* EXERCISE: In the listing below, locate the lines that hold "chuyển" and copy them.
_ _ _
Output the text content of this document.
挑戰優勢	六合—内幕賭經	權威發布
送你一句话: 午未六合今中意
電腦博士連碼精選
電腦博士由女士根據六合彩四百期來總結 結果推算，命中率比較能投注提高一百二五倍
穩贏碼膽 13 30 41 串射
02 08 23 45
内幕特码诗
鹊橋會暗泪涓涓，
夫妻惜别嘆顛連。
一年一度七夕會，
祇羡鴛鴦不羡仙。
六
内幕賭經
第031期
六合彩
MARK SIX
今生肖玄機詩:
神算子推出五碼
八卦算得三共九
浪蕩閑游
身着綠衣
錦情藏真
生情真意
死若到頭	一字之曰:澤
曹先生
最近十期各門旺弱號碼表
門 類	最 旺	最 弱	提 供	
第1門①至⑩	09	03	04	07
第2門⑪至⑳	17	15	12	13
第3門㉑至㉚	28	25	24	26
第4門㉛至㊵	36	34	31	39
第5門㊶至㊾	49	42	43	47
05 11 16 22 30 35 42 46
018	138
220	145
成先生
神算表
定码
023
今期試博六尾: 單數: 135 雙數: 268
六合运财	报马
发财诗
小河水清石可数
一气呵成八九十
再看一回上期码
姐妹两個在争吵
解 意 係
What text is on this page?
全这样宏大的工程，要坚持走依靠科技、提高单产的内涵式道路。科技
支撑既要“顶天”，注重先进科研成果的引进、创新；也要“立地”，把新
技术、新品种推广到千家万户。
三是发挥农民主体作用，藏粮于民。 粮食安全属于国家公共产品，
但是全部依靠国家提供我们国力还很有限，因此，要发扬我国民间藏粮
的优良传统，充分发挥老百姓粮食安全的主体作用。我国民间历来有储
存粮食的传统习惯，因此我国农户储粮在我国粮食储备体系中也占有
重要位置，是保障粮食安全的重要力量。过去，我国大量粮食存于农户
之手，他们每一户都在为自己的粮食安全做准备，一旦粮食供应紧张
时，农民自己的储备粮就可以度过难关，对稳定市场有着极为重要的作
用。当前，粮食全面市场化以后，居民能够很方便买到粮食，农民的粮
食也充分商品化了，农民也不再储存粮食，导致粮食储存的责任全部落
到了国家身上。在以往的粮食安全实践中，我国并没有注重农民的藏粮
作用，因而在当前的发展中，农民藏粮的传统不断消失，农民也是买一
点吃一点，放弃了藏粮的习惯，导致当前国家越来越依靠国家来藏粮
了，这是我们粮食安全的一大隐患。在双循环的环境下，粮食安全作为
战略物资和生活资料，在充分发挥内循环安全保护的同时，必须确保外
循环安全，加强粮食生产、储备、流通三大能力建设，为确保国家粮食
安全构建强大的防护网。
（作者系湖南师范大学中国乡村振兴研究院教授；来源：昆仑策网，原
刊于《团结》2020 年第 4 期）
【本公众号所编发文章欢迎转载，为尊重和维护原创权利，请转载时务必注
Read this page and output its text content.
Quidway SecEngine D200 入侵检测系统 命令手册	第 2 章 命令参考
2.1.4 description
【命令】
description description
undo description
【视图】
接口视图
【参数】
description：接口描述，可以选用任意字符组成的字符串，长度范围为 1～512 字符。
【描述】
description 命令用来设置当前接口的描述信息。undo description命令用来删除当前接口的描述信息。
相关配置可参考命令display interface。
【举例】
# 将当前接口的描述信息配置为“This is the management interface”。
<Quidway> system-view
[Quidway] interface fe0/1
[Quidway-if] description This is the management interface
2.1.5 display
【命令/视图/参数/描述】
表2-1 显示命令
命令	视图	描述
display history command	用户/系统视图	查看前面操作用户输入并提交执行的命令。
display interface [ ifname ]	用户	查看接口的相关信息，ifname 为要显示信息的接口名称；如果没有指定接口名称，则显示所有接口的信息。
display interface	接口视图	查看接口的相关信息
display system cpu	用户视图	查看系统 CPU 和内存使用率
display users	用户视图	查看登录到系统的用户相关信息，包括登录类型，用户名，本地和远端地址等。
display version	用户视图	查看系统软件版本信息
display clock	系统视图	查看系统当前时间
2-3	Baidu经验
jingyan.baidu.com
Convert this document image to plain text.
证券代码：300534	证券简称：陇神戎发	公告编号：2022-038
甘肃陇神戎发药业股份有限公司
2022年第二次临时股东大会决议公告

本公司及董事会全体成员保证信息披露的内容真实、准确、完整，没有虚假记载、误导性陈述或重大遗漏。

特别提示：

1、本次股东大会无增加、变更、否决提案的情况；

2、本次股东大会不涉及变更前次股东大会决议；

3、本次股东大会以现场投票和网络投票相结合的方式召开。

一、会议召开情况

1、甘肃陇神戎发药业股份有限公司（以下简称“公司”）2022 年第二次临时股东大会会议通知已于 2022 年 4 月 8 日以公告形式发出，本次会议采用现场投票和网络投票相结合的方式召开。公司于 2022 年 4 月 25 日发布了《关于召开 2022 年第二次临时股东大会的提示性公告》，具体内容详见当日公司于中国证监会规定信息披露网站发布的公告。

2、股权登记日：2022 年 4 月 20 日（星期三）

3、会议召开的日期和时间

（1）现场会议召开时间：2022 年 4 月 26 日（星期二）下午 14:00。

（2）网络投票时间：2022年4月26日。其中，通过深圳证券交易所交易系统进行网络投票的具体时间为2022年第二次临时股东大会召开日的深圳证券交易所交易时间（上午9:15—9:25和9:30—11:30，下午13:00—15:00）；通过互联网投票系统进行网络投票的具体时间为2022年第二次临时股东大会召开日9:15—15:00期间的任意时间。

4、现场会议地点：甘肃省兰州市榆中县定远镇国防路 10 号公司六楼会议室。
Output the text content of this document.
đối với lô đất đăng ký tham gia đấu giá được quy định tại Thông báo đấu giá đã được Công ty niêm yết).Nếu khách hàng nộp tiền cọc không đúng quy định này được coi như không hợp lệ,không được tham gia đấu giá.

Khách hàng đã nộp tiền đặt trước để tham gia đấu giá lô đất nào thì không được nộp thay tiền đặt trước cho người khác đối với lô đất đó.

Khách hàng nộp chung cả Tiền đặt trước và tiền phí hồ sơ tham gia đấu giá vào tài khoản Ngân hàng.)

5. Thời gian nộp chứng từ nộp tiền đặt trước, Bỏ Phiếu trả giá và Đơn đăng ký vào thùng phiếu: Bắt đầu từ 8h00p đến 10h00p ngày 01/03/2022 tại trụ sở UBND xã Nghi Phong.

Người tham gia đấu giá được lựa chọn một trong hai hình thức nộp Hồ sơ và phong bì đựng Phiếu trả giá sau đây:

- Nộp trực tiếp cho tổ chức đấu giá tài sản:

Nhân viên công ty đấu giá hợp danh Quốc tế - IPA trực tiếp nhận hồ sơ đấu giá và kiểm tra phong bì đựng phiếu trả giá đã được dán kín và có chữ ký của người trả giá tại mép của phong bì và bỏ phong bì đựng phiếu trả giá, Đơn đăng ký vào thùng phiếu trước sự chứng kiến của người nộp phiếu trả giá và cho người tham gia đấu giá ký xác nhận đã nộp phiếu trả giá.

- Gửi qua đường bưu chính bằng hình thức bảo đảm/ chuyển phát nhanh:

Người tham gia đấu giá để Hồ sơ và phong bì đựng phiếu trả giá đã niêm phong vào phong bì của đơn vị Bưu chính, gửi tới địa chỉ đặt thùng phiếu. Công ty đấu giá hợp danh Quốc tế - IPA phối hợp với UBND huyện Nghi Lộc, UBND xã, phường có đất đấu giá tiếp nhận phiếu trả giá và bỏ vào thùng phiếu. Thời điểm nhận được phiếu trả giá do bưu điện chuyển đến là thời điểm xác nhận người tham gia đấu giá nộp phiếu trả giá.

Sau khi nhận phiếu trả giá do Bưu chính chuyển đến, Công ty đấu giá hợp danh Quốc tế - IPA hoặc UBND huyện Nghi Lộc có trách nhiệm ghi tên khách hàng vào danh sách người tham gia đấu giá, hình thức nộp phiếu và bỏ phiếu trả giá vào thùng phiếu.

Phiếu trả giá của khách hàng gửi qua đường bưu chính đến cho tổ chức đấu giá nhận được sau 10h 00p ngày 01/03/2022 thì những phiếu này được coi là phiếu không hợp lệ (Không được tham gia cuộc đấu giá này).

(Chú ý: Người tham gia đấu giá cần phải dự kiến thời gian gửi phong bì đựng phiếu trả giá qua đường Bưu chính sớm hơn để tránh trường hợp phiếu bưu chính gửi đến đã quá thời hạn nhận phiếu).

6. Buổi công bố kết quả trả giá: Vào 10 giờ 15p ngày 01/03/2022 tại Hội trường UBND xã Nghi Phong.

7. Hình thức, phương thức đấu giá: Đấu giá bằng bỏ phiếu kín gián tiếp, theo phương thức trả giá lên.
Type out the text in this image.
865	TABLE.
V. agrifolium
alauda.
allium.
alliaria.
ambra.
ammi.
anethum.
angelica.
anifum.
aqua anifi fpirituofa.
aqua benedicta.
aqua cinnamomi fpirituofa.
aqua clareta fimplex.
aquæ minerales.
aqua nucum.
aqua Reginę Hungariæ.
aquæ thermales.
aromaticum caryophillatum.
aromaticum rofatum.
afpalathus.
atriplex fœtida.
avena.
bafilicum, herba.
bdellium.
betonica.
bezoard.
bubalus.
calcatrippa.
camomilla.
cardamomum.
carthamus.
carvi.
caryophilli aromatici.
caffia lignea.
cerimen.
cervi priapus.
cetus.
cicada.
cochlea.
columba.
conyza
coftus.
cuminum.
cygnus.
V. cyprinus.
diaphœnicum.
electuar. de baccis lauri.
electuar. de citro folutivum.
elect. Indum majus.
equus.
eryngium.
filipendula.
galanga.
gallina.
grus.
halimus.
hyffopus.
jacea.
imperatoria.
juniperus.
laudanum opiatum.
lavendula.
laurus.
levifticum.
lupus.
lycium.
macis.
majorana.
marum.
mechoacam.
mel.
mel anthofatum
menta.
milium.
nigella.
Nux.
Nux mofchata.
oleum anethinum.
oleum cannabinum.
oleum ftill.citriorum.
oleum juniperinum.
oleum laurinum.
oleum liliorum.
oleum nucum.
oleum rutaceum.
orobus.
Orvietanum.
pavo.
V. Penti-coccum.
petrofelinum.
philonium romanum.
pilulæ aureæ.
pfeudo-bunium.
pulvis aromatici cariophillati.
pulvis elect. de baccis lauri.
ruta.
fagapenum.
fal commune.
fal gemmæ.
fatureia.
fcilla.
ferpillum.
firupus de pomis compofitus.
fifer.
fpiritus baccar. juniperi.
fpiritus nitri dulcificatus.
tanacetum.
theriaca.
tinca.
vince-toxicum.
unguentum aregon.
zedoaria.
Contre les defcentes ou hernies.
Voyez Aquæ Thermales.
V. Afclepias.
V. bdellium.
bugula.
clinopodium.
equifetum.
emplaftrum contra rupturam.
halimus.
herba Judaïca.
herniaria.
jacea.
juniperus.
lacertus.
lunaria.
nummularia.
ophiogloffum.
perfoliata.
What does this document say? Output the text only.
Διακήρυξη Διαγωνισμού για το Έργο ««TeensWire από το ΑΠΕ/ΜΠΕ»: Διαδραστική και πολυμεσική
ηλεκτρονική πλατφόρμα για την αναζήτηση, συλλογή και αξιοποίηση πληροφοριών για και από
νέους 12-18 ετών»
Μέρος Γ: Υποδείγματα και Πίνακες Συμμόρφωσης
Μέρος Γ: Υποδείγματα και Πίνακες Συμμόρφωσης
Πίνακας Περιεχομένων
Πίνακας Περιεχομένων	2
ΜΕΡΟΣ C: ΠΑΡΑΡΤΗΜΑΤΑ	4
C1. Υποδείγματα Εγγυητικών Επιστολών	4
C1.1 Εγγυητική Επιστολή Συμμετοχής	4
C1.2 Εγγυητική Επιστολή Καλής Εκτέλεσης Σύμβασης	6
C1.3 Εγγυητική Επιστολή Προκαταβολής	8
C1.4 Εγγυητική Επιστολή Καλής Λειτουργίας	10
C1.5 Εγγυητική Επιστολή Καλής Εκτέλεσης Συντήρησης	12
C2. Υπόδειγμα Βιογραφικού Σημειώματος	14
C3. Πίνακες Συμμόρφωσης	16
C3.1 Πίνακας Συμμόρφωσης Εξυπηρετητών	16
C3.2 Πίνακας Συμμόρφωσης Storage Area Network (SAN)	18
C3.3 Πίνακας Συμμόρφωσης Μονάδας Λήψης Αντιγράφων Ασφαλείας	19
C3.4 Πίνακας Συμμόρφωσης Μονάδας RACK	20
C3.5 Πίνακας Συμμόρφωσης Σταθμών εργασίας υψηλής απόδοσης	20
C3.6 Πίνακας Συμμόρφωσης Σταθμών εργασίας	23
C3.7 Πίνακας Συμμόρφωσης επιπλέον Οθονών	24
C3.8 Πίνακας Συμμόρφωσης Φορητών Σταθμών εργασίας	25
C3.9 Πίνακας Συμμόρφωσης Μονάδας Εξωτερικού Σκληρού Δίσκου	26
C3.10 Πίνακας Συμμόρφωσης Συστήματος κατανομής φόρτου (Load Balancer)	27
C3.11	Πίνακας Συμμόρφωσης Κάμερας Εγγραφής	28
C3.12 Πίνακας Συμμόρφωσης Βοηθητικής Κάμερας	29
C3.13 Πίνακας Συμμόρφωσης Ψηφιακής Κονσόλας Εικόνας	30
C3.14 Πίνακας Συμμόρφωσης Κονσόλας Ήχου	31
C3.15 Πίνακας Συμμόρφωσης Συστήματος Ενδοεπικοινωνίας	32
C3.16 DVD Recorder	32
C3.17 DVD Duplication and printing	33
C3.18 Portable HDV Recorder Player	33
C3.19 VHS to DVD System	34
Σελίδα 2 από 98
_ _ _
* RESULT FOR THIS TASK:
- Gửi qua đường bưu chính bằng hình thức bảo đảm/ chuyển phát nhanh:
Người tham gia đấu giá để Hồ sơ và phong bì đựng phiếu trả giá đã niêm phong vào phong bì của đơn vị Bưu chính, gửi tới địa chỉ đặt thùng phiếu. Công ty đấu giá hợp danh Quốc tế - IPA phối hợp với UBND huyện Nghi Lộc, UBND xã, phường có đất đấu giá tiếp nhận phiếu trả giá và bỏ vào thùng phiếu. Thời điểm nhận được phiếu trả giá do bưu điện chuyển đến là thời điểm xác nhận người tham gia đấu giá nộp phiếu trả giá.
Sau khi nhận phiếu trả giá do Bưu chính chuyển đến, Công ty đấu giá hợp danh Quốc tế - IPA hoặc UBND huyện Nghi Lộc có trách nhiệm ghi tên khách hàng vào danh sách người tham gia đấu giá, hình thức nộp phiếu và bỏ phiếu trả giá vào thùng phiếu.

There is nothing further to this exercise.